_What is asked_
Report, as a bare number, how many lines contain the string "относительно".

####

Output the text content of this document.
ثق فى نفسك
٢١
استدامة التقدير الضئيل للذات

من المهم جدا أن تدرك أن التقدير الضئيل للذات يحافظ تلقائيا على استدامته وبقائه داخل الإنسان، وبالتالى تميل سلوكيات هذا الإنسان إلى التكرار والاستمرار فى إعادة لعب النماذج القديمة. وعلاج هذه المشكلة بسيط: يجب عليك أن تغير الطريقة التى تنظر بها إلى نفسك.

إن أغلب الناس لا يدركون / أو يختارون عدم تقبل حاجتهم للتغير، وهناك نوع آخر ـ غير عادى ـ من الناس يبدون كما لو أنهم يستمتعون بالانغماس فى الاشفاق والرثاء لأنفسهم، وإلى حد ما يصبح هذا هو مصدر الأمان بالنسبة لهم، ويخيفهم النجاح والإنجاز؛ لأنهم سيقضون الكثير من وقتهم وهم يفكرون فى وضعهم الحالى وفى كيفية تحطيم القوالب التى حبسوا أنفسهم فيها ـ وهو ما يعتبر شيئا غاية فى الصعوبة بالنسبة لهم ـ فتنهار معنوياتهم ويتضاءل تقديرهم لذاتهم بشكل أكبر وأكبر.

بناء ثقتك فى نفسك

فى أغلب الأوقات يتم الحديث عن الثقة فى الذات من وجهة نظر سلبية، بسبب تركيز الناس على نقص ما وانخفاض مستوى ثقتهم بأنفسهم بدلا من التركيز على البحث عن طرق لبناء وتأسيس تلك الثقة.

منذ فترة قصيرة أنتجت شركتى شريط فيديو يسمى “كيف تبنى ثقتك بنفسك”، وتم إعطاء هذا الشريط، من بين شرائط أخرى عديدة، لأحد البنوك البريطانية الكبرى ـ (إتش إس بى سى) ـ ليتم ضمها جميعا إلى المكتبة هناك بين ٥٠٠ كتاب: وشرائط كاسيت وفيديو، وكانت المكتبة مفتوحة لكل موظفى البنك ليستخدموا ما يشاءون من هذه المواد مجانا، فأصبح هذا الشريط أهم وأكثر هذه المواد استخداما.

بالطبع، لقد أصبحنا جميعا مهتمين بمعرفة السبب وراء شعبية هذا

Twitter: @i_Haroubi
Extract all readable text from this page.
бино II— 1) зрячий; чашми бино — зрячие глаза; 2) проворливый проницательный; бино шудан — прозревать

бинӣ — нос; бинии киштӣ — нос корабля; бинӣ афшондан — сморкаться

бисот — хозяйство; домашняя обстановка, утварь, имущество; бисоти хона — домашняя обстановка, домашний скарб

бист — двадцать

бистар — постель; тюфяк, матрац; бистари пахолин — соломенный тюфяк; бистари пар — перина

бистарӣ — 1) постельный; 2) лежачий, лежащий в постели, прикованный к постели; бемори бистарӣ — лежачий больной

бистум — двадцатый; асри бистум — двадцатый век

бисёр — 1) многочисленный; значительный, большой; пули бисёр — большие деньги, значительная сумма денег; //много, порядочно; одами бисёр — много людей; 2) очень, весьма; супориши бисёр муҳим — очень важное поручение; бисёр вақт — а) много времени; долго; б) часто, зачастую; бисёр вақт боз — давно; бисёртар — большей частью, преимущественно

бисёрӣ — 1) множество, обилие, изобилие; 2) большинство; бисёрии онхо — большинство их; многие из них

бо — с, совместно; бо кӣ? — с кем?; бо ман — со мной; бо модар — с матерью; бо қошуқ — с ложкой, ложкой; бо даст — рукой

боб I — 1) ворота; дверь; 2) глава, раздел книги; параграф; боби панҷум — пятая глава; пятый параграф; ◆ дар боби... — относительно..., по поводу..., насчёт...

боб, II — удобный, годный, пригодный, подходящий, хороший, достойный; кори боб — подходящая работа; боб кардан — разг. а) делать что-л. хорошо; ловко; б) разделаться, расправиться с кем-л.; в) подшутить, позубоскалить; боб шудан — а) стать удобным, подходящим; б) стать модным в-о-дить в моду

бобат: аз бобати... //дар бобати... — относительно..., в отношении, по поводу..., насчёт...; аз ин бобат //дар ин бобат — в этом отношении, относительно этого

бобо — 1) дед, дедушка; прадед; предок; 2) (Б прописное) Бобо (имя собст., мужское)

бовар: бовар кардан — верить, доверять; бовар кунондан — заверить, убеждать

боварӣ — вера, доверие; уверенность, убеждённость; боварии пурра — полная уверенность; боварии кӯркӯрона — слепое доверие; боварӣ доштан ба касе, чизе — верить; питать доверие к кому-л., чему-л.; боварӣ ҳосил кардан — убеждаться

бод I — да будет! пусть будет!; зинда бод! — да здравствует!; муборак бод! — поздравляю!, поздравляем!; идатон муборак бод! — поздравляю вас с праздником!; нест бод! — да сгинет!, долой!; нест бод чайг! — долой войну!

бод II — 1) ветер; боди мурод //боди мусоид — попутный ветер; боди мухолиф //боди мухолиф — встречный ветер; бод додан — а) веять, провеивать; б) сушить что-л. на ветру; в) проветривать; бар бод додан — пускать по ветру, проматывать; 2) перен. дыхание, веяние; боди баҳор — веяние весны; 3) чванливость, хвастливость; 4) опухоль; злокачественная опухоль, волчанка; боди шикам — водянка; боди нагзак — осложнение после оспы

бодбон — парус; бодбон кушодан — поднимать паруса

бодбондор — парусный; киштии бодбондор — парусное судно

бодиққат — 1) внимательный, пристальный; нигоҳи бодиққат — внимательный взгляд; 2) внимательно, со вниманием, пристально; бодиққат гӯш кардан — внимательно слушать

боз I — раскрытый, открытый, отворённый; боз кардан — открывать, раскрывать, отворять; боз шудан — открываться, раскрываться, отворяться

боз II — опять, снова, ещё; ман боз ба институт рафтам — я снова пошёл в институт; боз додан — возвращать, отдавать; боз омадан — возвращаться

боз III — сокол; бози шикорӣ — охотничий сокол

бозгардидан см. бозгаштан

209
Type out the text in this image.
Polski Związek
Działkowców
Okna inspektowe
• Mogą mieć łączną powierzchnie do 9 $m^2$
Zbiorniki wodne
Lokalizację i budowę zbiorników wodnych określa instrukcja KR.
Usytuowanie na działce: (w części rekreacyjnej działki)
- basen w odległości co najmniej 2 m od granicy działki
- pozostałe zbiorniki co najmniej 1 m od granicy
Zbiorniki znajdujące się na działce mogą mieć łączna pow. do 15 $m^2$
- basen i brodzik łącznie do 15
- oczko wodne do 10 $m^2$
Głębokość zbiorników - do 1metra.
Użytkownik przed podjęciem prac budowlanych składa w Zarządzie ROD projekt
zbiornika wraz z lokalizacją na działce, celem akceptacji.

####

_The solution_
2